* **TO BE DONE**
Copy each line below in which the word "West" occurs.

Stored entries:
^^^^^^^^^^^^^^^^

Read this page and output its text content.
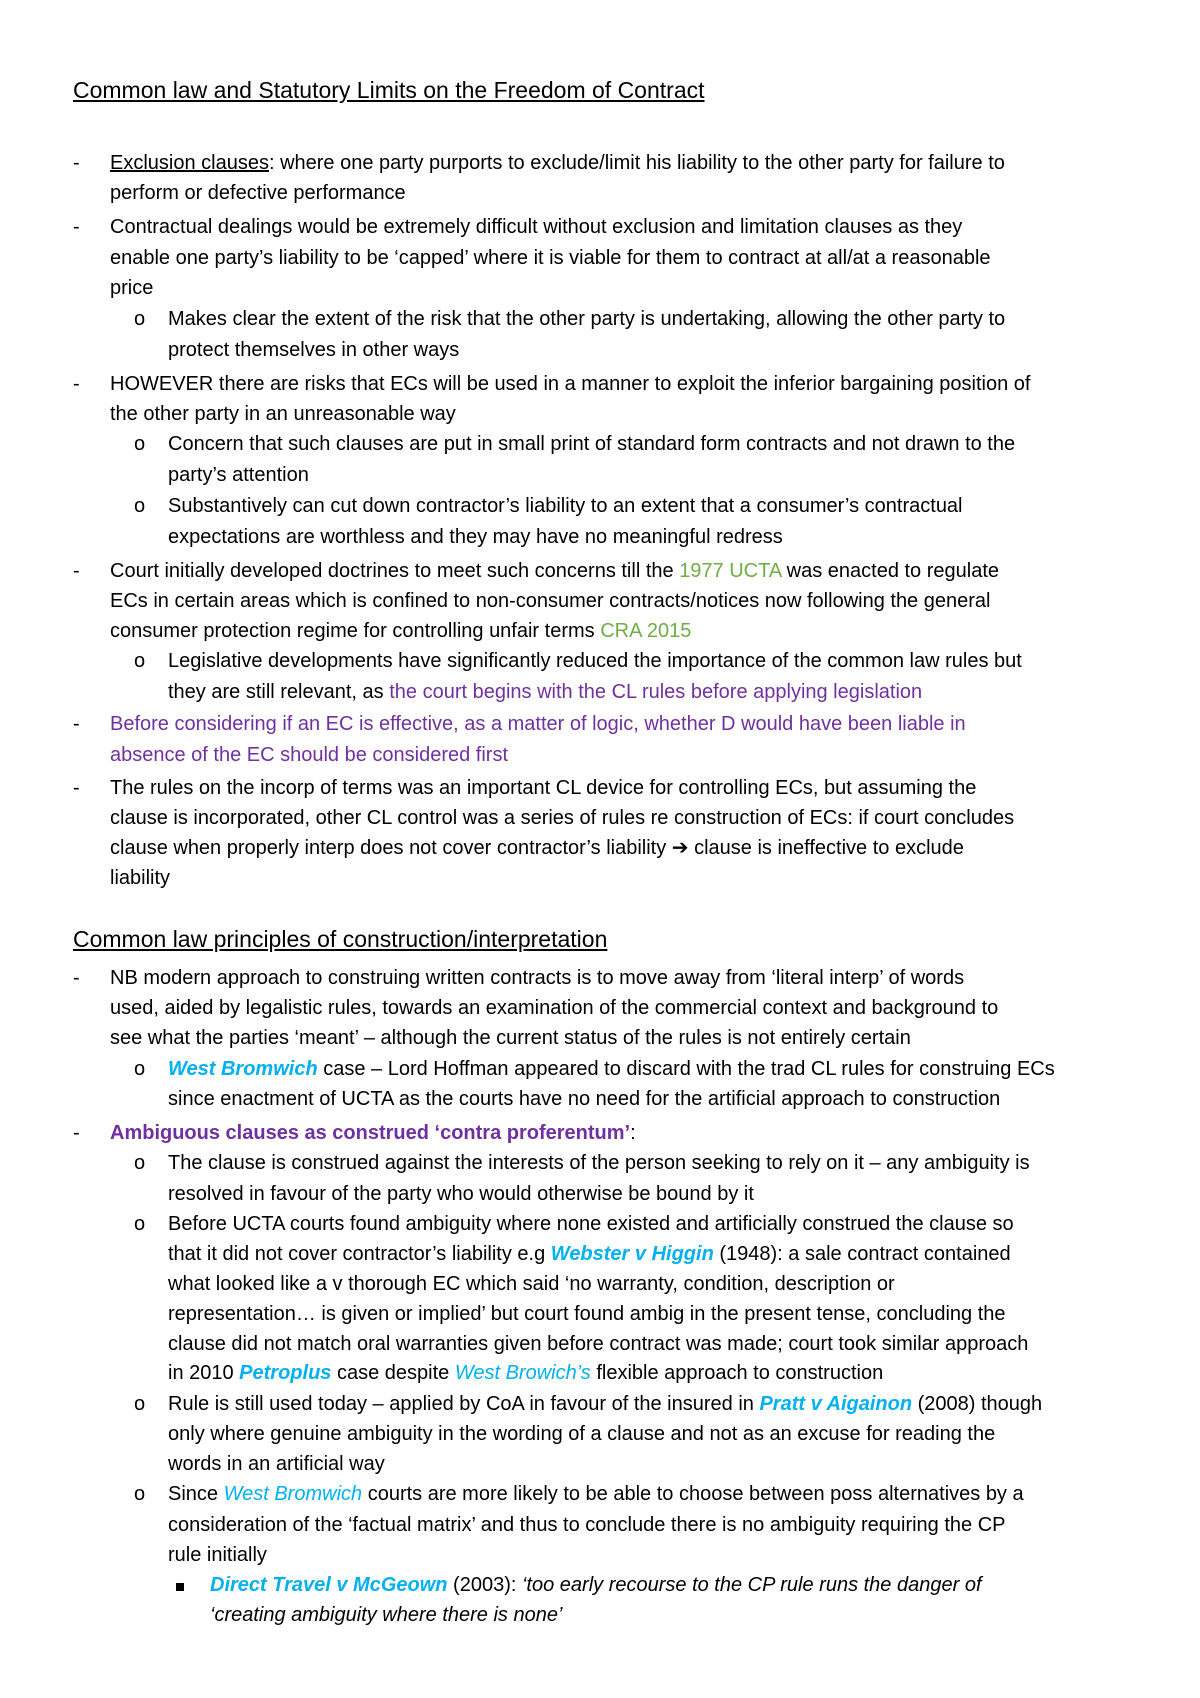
Common law and Statutory Limits on the Freedom of Contract
- Exclusion clauses: where one party purports to exclude/limit his liability to the other party for failure to
perform or defective performance
- Contractual dealings would be extremely difficult without exclusion and limitation clauses as they
enable one party’s liability to be ‘capped’ where it is viable for them to contract at all/at a reasonable
price
o Makes clear the extent of the risk that the other party is undertaking, allowing the other party to
protect themselves in other ways
- HOWEVER there are risks that ECs will be used in a manner to exploit the inferior bargaining position of
the other party in an unreasonable way
o Concern that such clauses are put in small print of standard form contracts and not drawn to the
party’s attention
o Substantively can cut down contractor’s liability to an extent that a consumer’s contractual
expectations are worthless and they may have no meaningful redress
- Court initially developed doctrines to meet such concerns till the 1977 UCTA was enacted to regulate
ECs in certain areas which is confined to non-consumer contracts/notices now following the general
consumer protection regime for controlling unfair terms CRA 2015
o Legislative developments have significantly reduced the importance of the common law rules but
they are still relevant, as the court begins with the CL rules before applying legislation
- Before considering if an EC is effective, as a matter of logic, whether D would have been liable in
absence of the EC should be considered first
- The rules on the incorp of terms was an important CL device for controlling ECs, but assuming the
clause is incorporated, other CL control was a series of rules re construction of ECs: if court concludes
clause when properly interp does not cover contractor’s liability ➔ clause is ineffective to exclude
liability
Common law principles of construction/interpretation
- NB modern approach to construing written contracts is to move away from ‘literal interp’ of words
used, aided by legalistic rules, towards an examination of the commercial context and background to
see what the parties ‘meant’ – although the current status of the rules is not entirely certain
o West Bromwich case – Lord Hoffman appeared to discard with the trad CL rules for construing ECs
since enactment of UCTA as the courts have no need for the artificial approach to construction
- Ambiguous clauses as construed ‘contra proferentum’:
o The clause is construed against the interests of the person seeking to rely on it – any ambiguity is
resolved in favour of the party who would otherwise be bound by it
o Before UCTA courts found ambiguity where none existed and artificially construed the clause so
that it did not cover contractor’s liability e.g Webster v Higgin (1948): a sale contract contained
what looked like a v thorough EC which said ‘no warranty, condition, description or
representation… is given or implied’ but court found ambig in the present tense, concluding the
clause did not match oral warranties given before contract was made; court took similar approach
in 2010 Petroplus case despite West Browich’s flexible approach to construction
o Rule is still used today – applied by CoA in favour of the insured in Pratt v Aigainon (2008) though
only where genuine ambiguity in the wording of a clause and not as an excuse for reading the
words in an artificial way
o Since West Bromwich courts are more likely to be able to choose between poss alternatives by a
consideration of the ‘factual matrix’ and thus to conclude there is no ambiguity requiring the CP
rule initially
Direct Travel v McGeown (2003): ‘too early recourse to the CP rule runs the danger of
‘creating ambiguity where there is none’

^^^^^^^^^^^^^^^^

* **WRITTEN SOLUTION**
o West Bromwich case – Lord Hoffman appeared to discard with the trad CL rules for construing ECs
in 2010 Petroplus case despite West Browich’s flexible approach to construction
o Since West Bromwich courts are more likely to be able to choose between poss alternatives by a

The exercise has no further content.